** WHAT IS ASKED **
Every record should be written out exactly, with the pictures left out.

Items from a data source:
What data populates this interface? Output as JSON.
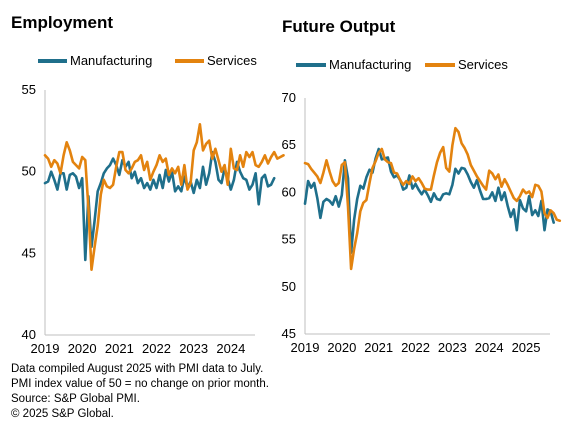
{
  "colors": {
    "manufacturing": "#1f6f8b",
    "services": "#e3830f",
    "axis": "#bfbfbf"
  },
  "footnotes": [
    "Data compiled August 2025 with PMI data to July.",
    "PMI index value of 50 = no change on prior month.",
    "Source: S&P Global PMI.",
    "© 2025 S&P Global."
  ],
  "chart_data": [
    {
      "type": "line",
      "title": "Employment",
      "xlabel": "",
      "ylabel": "",
      "x_start": "2019-01",
      "x_ticks": [
        "2019",
        "2020",
        "2021",
        "2022",
        "2023",
        "2024"
      ],
      "ylim": [
        40,
        55
      ],
      "y_ticks": [
        40,
        45,
        50,
        55
      ],
      "grid": false,
      "legend": "top",
      "series": [
        {
          "name": "Manufacturing",
          "values": [
            49.3,
            49.4,
            50.0,
            49.5,
            48.9,
            49.9,
            49.9,
            48.9,
            49.8,
            49.9,
            49.7,
            49.0,
            49.6,
            44.6,
            48.5,
            45.4,
            47.0,
            48.8,
            49.3,
            49.9,
            50.2,
            50.4,
            50.8,
            50.4,
            49.8,
            50.7,
            50.3,
            50.6,
            49.6,
            50.0,
            49.3,
            49.6,
            49.0,
            49.3,
            48.9,
            49.5,
            49.0,
            49.8,
            49.0,
            50.1,
            49.4,
            50.0,
            48.8,
            49.1,
            48.8,
            49.7,
            49.0,
            49.4,
            48.7,
            49.5,
            49.0,
            50.3,
            49.2,
            49.9,
            51.2,
            50.6,
            49.5,
            49.3,
            50.2,
            49.6,
            48.9,
            49.5,
            50.6,
            50.0,
            49.6,
            49.5,
            48.9,
            49.2,
            49.9,
            48.0,
            49.6,
            49.8,
            49.1,
            49.2,
            49.6
          ]
        },
        {
          "name": "Services",
          "values": [
            51.0,
            50.8,
            50.3,
            50.7,
            50.5,
            49.9,
            51.0,
            51.8,
            51.3,
            50.6,
            50.4,
            50.2,
            50.9,
            50.7,
            47.8,
            44.0,
            45.4,
            46.7,
            48.6,
            49.5,
            49.1,
            49.0,
            49.2,
            50.3,
            51.2,
            51.2,
            50.1,
            49.9,
            50.2,
            50.6,
            50.7,
            51.0,
            50.1,
            50.6,
            49.5,
            50.0,
            50.4,
            51.0,
            50.6,
            50.8,
            49.8,
            50.2,
            49.9,
            50.3,
            49.2,
            50.4,
            48.9,
            49.3,
            51.3,
            51.8,
            52.9,
            51.3,
            51.7,
            51.9,
            50.8,
            51.4,
            50.7,
            50.0,
            50.4,
            49.2,
            51.4,
            50.2,
            50.1,
            51.0,
            50.3,
            51.2,
            50.9,
            51.2,
            50.4,
            50.3,
            50.6,
            51.0,
            50.5,
            50.9,
            51.2,
            50.8,
            50.9,
            51.0
          ]
        }
      ]
    },
    {
      "type": "line",
      "title": "Future Output",
      "xlabel": "",
      "ylabel": "",
      "x_start": "2019-01",
      "x_ticks": [
        "2019",
        "2020",
        "2021",
        "2022",
        "2023",
        "2024",
        "2025"
      ],
      "ylim": [
        45,
        70
      ],
      "y_ticks": [
        45,
        50,
        55,
        60,
        65,
        70
      ],
      "grid": false,
      "legend": "top",
      "series": [
        {
          "name": "Manufacturing",
          "values": [
            58.8,
            61.2,
            60.5,
            61.0,
            59.4,
            57.3,
            59.0,
            59.3,
            59.1,
            58.7,
            59.6,
            58.5,
            59.7,
            63.4,
            61.5,
            53.6,
            57.1,
            59.3,
            60.7,
            60.4,
            61.6,
            62.4,
            62.1,
            63.6,
            64.6,
            63.5,
            63.6,
            63.7,
            62.2,
            61.6,
            61.8,
            61.3,
            60.3,
            60.5,
            61.8,
            60.4,
            60.9,
            60.3,
            59.8,
            60.3,
            59.7,
            59.0,
            59.9,
            59.3,
            59.2,
            59.8,
            59.9,
            59.8,
            60.8,
            62.5,
            62.0,
            62.6,
            62.5,
            61.9,
            61.1,
            60.5,
            61.3,
            60.2,
            59.3,
            59.3,
            59.4,
            60.0,
            59.1,
            60.5,
            59.2,
            60.0,
            58.6,
            57.4,
            58.2,
            56.0,
            59.2,
            58.3,
            58.0,
            59.6,
            57.6,
            58.1,
            57.5,
            59.1,
            56.0,
            58.2,
            58.0,
            56.8
          ]
        },
        {
          "name": "Services",
          "values": [
            63.1,
            63.0,
            62.5,
            62.1,
            61.7,
            61.0,
            62.1,
            63.4,
            62.2,
            61.2,
            60.7,
            61.0,
            62.9,
            63.2,
            58.5,
            51.9,
            54.0,
            55.7,
            58.0,
            58.9,
            59.2,
            61.0,
            62.6,
            63.3,
            64.2,
            64.6,
            63.5,
            63.2,
            63.1,
            62.1,
            62.0,
            61.3,
            60.8,
            61.2,
            60.9,
            61.7,
            61.2,
            61.5,
            61.0,
            60.4,
            60.3,
            60.3,
            61.8,
            63.2,
            64.2,
            64.8,
            62.6,
            62.2,
            65.0,
            66.8,
            66.4,
            65.2,
            64.7,
            64.0,
            62.9,
            62.3,
            61.7,
            61.2,
            60.7,
            60.3,
            62.3,
            62.0,
            61.4,
            61.9,
            60.6,
            61.4,
            60.8,
            60.1,
            59.4,
            59.1,
            59.6,
            60.3,
            59.9,
            60.1,
            59.5,
            60.8,
            60.7,
            60.1,
            57.8,
            57.3,
            58.1,
            57.8,
            57.1,
            57.0
          ]
        }
      ]
    }
  ]
}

** SOLVED EXERCISE **
What data populates this interface? Output as JSON.
{
  "colors": {
    "manufacturing": "#1f6f8b",
    "services": "#e3830f",
    "axis": "#bfbfbf"
  },
  "footnotes": [
    "Data compiled August 2025 with PMI data to July.",
    "PMI index value of 50 = no change on prior month.",
    "Source: S&P Global PMI.",
    "© 2025 S&P Global."
  ],
  "chart_data": [
    {
      "type": "line",
      "title": "Employment",
      "xlabel": "",
      "ylabel": "",
      "x_start": "2019-01",
      "x_ticks": [
        "2019",
        "2020",
        "2021",
        "2022",
        "2023",
        "2024"
      ],
      "ylim": [
        40,
        55
      ],
      "y_ticks": [
        40,
        45,
        50,
        55
      ],
      "grid": false,
      "legend": "top",
      "series": [
        {
          "name": "Manufacturing",
          "values": [
            49.3,
            49.4,
            50.0,
            49.5,
            48.9,
            49.9,
            49.9,
            48.9,
            49.8,
            49.9,
            49.7,
            49.0,
            49.6,
            44.6,
            48.5,
            45.4,
            47.0,
            48.8,
            49.3,
            49.9,
            50.2,
            50.4,
            50.8,
            50.4,
            49.8,
            50.7,
            50.3,
            50.6,
            49.6,
            50.0,
            49.3,
            49.6,
            49.0,
            49.3,
            48.9,
            49.5,
            49.0,
            49.8,
            49.0,
            50.1,
            49.4,
            50.0,
            48.8,
            49.1,
            48.8,
            49.7,
            49.0,
            49.4,
            48.7,
            49.5,
            49.0,
            50.3,
            49.2,
            49.9,
            51.2,
            50.6,
            49.5,
            49.3,
            50.2,
            49.6,
            48.9,
            49.5,
            50.6,
            50.0,
            49.6,
            49.5,
            48.9,
            49.2,
            49.9,
            48.0,
            49.6,
            49.8,
            49.1,
            49.2,
            49.6
          ]
        },
        {
          "name": "Services",
          "values": [
            51.0,
            50.8,
            50.3,
            50.7,
            50.5,
            49.9,
            51.0,
            51.8,
            51.3,
            50.6,
            50.4,
            50.2,
            50.9,
            50.7,
            47.8,
            44.0,
            45.4,
            46.7,
            48.6,
            49.5,
            49.1,
            49.0,
            49.2,
            50.3,
            51.2,
            51.2,
            50.1,
            49.9,
            50.2,
            50.6,
            50.7,
            51.0,
            50.1,
            50.6,
            49.5,
            50.0,
            50.4,
            51.0,
            50.6,
            50.8,
            49.8,
            50.2,
            49.9,
            50.3,
            49.2,
            50.4,
            48.9,
            49.3,
            51.3,
            51.8,
            52.9,
            51.3,
            51.7,
            51.9,
            50.8,
            51.4,
            50.7,
            50.0,
            50.4,
            49.2,
            51.4,
            50.2,
            50.1,
            51.0,
            50.3,
            51.2,
            50.9,
            51.2,
            50.4,
            50.3,
            50.6,
            51.0,
            50.5,
            50.9,
            51.2,
            50.8,
            50.9,
            51.0
          ]
        }
      ]
    },
    {
      "type": "line",
      "title": "Future Output",
      "xlabel": "",
      "ylabel": "",
      "x_start": "2019-01",
      "x_ticks": [
        "2019",
        "2020",
        "2021",
        "2022",
        "2023",
        "2024",
        "2025"
      ],
      "ylim": [
        45,
        70
      ],
      "y_ticks": [
        45,
        50,
        55,
        60,
        65,
        70
      ],
      "grid": false,
      "legend": "top",
      "series": [
        {
          "name": "Manufacturing",
          "values": [
            58.8,
            61.2,
            60.5,
            61.0,
            59.4,
            57.3,
            59.0,
            59.3,
            59.1,
            58.7,
            59.6,
            58.5,
            59.7,
            63.4,
            61.5,
            53.6,
            57.1,
            59.3,
            60.7,
            60.4,
            61.6,
            62.4,
            62.1,
            63.6,
            64.6,
            63.5,
            63.6,
            63.7,
            62.2,
            61.6,
            61.8,
            61.3,
            60.3,
            60.5,
            61.8,
            60.4,
            60.9,
            60.3,
            59.8,
            60.3,
            59.7,
            59.0,
            59.9,
            59.3,
            59.2,
            59.8,
            59.9,
            59.8,
            60.8,
            62.5,
            62.0,
            62.6,
            62.5,
            61.9,
            61.1,
            60.5,
            61.3,
            60.2,
            59.3,
            59.3,
            59.4,
            60.0,
            59.1,
            60.5,
            59.2,
            60.0,
            58.6,
            57.4,
            58.2,
            56.0,
            59.2,
            58.3,
            58.0,
            59.6,
            57.6,
            58.1,
            57.5,
            59.1,
            56.0,
            58.2,
            58.0,
            56.8
          ]
        },
        {
          "name": "Services",
          "values": [
            63.1,
            63.0,
            62.5,
            62.1,
            61.7,
            61.0,
            62.1,
            63.4,
            62.2,
            61.2,
            60.7,
            61.0,
            62.9,
            63.2,
            58.5,
            51.9,
            54.0,
            55.7,
            58.0,
            58.9,
            59.2,
            61.0,
            62.6,
            63.3,
            64.2,
            64.6,
            63.5,
            63.2,
            63.1,
            62.1,
            62.0,
            61.3,
            60.8,
            61.2,
            60.9,
            61.7,
            61.2,
            61.5,
            61.0,
            60.4,
            60.3,
            60.3,
            61.8,
            63.2,
            64.2,
            64.8,
            62.6,
            62.2,
            65.0,
            66.8,
            66.4,
            65.2,
            64.7,
            64.0,
            62.9,
            62.3,
            61.7,
            61.2,
            60.7,
            60.3,
            62.3,
            62.0,
            61.4,
            61.9,
            60.6,
            61.4,
            60.8,
            60.1,
            59.4,
            59.1,
            59.6,
            60.3,
            59.9,
            60.1,
            59.5,
            60.8,
            60.7,
            60.1,
            57.8,
            57.3,
            58.1,
            57.8,
            57.1,
            57.0
          ]
        }
      ]
    }
  ]
}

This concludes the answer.